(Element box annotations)

--- Begin ---

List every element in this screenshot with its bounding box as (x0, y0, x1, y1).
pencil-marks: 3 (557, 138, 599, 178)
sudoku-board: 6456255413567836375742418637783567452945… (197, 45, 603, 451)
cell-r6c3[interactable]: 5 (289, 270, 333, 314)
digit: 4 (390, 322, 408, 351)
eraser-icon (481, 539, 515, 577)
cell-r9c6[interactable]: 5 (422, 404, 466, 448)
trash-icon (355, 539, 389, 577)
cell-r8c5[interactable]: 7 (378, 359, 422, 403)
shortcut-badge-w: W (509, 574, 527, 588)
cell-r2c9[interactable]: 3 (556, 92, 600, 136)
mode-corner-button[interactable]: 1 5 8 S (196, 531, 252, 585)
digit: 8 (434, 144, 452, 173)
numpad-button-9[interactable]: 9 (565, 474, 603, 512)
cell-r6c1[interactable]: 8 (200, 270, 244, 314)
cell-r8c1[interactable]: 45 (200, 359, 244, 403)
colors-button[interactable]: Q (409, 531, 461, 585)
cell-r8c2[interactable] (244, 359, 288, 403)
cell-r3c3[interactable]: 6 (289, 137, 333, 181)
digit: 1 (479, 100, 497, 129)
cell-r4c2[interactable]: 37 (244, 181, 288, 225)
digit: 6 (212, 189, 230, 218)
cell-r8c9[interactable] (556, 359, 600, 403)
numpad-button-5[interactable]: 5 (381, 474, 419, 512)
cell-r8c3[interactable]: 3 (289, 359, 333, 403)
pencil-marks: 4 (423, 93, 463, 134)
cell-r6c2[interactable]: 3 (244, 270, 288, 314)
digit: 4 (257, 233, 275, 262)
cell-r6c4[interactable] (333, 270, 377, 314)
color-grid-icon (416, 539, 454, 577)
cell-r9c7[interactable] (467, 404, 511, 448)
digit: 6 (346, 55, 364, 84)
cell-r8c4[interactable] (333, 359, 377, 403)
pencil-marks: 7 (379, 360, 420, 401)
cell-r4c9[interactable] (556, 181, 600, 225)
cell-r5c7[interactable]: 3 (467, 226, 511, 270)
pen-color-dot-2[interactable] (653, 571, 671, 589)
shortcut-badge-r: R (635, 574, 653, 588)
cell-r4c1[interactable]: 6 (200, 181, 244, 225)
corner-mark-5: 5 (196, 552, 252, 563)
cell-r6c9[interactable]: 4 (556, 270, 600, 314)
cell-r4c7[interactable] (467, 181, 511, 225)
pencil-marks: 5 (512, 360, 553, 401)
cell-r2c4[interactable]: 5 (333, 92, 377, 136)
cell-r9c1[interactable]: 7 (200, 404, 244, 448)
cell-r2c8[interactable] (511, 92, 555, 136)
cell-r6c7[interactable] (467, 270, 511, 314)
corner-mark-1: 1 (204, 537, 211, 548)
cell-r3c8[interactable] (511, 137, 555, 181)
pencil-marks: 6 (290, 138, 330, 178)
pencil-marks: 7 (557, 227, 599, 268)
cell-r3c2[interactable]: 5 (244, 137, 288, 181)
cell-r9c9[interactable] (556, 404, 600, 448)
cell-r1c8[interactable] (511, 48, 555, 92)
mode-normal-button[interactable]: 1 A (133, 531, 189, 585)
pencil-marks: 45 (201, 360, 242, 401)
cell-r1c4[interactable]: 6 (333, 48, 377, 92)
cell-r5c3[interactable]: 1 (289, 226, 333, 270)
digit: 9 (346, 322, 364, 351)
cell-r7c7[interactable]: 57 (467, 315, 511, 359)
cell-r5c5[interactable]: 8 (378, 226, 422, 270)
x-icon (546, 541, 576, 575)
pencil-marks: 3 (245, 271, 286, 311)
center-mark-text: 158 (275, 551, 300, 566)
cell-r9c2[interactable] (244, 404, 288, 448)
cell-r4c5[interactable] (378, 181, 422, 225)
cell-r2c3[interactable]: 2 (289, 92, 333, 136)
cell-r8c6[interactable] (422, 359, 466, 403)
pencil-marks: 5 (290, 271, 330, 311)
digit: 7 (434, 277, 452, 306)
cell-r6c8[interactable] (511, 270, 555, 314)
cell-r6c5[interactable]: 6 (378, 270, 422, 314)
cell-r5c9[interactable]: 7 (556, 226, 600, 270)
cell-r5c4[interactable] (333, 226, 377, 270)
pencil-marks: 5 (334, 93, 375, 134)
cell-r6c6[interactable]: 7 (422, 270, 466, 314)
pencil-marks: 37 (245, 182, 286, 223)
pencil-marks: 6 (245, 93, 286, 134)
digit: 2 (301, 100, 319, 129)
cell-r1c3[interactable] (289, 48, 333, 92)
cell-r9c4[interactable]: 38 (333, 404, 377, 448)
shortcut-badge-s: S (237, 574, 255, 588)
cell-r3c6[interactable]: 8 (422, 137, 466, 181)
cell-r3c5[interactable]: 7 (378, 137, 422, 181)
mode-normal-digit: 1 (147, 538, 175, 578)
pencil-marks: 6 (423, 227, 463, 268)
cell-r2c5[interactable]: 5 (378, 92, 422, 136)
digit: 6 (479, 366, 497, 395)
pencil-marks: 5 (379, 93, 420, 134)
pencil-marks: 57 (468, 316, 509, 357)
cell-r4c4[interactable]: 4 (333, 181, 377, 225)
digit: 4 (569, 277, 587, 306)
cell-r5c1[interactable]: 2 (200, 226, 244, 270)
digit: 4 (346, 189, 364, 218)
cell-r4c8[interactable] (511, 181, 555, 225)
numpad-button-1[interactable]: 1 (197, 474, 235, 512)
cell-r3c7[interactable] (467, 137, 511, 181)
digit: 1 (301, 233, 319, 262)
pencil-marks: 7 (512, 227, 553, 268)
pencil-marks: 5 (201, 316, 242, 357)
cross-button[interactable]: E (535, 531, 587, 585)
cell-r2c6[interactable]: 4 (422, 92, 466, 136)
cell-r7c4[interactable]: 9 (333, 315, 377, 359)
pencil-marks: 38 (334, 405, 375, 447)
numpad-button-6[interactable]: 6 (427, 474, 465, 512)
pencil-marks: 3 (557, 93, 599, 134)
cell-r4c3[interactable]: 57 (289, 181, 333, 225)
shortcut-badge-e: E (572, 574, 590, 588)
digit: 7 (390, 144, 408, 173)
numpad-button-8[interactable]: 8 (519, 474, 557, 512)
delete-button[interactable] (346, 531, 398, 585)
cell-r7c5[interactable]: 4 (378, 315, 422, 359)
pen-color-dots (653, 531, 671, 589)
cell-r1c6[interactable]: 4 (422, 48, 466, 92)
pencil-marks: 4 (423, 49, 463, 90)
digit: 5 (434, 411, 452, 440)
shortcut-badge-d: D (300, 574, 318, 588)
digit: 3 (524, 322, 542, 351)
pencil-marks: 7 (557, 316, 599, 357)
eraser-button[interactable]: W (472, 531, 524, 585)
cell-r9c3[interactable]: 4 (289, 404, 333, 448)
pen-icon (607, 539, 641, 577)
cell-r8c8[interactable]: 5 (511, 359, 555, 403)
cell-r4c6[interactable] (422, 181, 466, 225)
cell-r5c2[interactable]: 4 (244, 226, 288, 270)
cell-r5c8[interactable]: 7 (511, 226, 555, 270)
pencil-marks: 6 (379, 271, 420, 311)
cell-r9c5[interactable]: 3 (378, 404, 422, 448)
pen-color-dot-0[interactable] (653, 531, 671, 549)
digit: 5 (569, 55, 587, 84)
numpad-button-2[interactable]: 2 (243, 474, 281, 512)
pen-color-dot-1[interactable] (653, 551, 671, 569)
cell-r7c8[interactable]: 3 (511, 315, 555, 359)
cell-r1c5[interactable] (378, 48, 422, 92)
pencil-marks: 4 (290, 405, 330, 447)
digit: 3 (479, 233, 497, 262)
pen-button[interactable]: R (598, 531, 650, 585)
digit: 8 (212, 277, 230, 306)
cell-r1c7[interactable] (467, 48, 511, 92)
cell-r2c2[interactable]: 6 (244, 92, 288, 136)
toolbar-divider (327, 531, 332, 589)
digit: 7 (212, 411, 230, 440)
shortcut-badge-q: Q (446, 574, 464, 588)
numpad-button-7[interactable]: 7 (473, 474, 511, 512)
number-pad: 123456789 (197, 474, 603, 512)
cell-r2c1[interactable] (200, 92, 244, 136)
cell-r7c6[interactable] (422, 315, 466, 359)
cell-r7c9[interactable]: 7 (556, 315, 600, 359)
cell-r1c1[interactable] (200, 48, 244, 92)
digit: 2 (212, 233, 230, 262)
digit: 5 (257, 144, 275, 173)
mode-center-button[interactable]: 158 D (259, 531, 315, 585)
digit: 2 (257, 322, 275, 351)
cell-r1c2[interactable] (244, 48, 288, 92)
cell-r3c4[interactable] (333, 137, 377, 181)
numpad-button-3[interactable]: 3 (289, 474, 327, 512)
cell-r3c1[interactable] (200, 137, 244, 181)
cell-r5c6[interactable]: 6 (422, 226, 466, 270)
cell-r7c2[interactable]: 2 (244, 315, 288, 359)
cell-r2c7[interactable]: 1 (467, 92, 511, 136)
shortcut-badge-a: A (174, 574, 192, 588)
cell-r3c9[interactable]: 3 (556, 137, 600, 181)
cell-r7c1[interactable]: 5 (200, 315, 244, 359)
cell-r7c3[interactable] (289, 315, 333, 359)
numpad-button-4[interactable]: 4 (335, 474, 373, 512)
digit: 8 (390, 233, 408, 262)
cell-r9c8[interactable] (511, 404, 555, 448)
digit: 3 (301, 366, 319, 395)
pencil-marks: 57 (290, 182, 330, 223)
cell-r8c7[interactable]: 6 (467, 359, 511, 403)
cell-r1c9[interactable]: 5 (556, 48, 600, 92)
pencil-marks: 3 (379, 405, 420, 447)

--- End ---

SHORT PROBLEM: Convert the entries, starting at the first line and ending at the line containing "cell-r6c2[interactable]: 3 (244, 270, 288, 314)", into a JSON list of strings with one string per line and blank lines omitted. Include both end lines and nothing beyond them.

TASK OUTPUT:
[
  "List every element in this screenshot with its bounding box as (x0, y0, x1, y1).",
  "pencil-marks: 3 (557, 138, 599, 178)",
  "sudoku-board: 6456255413567836375742418637783567452945… (197, 45, 603, 451)",
  "cell-r6c3[interactable]: 5 (289, 270, 333, 314)",
  "digit: 4 (390, 322, 408, 351)",
  "eraser-icon (481, 539, 515, 577)",
  "cell-r9c6[interactable]: 5 (422, 404, 466, 448)",
  "trash-icon (355, 539, 389, 577)",
  "cell-r8c5[interactable]: 7 (378, 359, 422, 403)",
  "shortcut-badge-w: W (509, 574, 527, 588)",
  "cell-r2c9[interactable]: 3 (556, 92, 600, 136)",
  "mode-corner-button[interactable]: 1 5 8 S (196, 531, 252, 585)",
  "digit: 8 (434, 144, 452, 173)",
  "numpad-button-9[interactable]: 9 (565, 474, 603, 512)",
  "cell-r6c1[interactable]: 8 (200, 270, 244, 314)",
  "cell-r8c1[interactable]: 45 (200, 359, 244, 403)",
  "colors-button[interactable]: Q (409, 531, 461, 585)",
  "cell-r8c2[interactable] (244, 359, 288, 403)",
  "cell-r3c3[interactable]: 6 (289, 137, 333, 181)",
  "digit: 1 (479, 100, 497, 129)",
  "cell-r4c2[interactable]: 37 (244, 181, 288, 225)",
  "digit: 6 (212, 189, 230, 218)",
  "cell-r8c9[interactable] (556, 359, 600, 403)",
  "numpad-button-5[interactable]: 5 (381, 474, 419, 512)",
  "cell-r8c3[interactable]: 3 (289, 359, 333, 403)",
  "pencil-marks: 4 (423, 93, 463, 134)",
  "cell-r6c2[interactable]: 3 (244, 270, 288, 314)"
]